═══ SOURCE MATERIAL

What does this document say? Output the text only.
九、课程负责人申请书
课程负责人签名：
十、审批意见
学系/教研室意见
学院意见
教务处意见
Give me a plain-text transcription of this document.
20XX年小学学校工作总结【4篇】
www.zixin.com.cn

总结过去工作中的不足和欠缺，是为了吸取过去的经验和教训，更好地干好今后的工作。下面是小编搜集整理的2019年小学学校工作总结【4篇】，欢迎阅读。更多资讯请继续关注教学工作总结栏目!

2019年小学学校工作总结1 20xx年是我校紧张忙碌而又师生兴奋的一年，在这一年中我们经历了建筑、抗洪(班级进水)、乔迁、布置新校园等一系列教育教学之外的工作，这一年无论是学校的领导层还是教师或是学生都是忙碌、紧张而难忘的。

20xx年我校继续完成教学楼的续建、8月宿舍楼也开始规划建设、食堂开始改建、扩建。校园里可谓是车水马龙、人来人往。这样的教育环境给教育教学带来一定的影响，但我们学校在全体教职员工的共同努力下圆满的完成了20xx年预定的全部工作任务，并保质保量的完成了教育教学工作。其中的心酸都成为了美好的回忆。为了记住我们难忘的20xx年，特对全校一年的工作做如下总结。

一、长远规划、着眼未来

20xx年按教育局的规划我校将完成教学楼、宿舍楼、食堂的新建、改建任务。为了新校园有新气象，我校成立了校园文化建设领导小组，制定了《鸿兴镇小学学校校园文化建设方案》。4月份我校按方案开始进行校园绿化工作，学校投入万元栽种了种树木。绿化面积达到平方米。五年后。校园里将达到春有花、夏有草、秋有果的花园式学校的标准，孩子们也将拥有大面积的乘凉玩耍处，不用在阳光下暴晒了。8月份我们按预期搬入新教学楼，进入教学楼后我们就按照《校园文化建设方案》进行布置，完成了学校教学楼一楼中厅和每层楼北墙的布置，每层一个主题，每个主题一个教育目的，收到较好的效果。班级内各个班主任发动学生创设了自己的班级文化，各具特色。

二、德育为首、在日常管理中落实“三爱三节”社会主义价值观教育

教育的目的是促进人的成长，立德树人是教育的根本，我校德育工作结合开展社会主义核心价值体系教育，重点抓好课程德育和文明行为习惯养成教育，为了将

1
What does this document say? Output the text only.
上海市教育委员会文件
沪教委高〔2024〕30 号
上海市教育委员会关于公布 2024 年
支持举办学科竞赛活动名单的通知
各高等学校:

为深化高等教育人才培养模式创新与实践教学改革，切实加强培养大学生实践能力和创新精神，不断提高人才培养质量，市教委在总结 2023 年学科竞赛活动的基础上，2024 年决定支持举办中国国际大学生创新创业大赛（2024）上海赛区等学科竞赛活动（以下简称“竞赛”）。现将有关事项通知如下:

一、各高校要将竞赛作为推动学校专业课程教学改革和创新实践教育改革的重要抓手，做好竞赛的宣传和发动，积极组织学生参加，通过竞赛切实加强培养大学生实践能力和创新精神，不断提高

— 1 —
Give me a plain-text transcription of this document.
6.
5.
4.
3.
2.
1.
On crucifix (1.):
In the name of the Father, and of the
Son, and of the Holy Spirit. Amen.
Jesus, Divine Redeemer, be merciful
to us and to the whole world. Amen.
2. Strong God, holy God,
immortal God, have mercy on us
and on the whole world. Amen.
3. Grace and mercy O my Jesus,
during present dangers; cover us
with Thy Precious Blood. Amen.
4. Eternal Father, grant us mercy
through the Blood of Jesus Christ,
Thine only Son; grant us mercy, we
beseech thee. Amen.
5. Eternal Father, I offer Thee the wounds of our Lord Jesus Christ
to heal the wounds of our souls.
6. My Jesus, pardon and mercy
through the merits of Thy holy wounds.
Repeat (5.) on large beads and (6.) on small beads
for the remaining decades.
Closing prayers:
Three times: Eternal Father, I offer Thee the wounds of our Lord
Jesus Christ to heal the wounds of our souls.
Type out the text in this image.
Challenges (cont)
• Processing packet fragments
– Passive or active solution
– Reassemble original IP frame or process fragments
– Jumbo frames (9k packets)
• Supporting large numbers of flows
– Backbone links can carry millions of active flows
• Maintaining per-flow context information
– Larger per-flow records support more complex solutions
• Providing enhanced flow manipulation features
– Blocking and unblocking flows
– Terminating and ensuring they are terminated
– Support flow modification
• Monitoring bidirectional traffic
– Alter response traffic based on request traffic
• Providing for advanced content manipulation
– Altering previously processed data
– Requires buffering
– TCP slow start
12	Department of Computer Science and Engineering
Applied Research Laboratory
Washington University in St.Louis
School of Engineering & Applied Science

══════

What number of lines in the records contain the word "Jesus"? Answer with that number alone.

6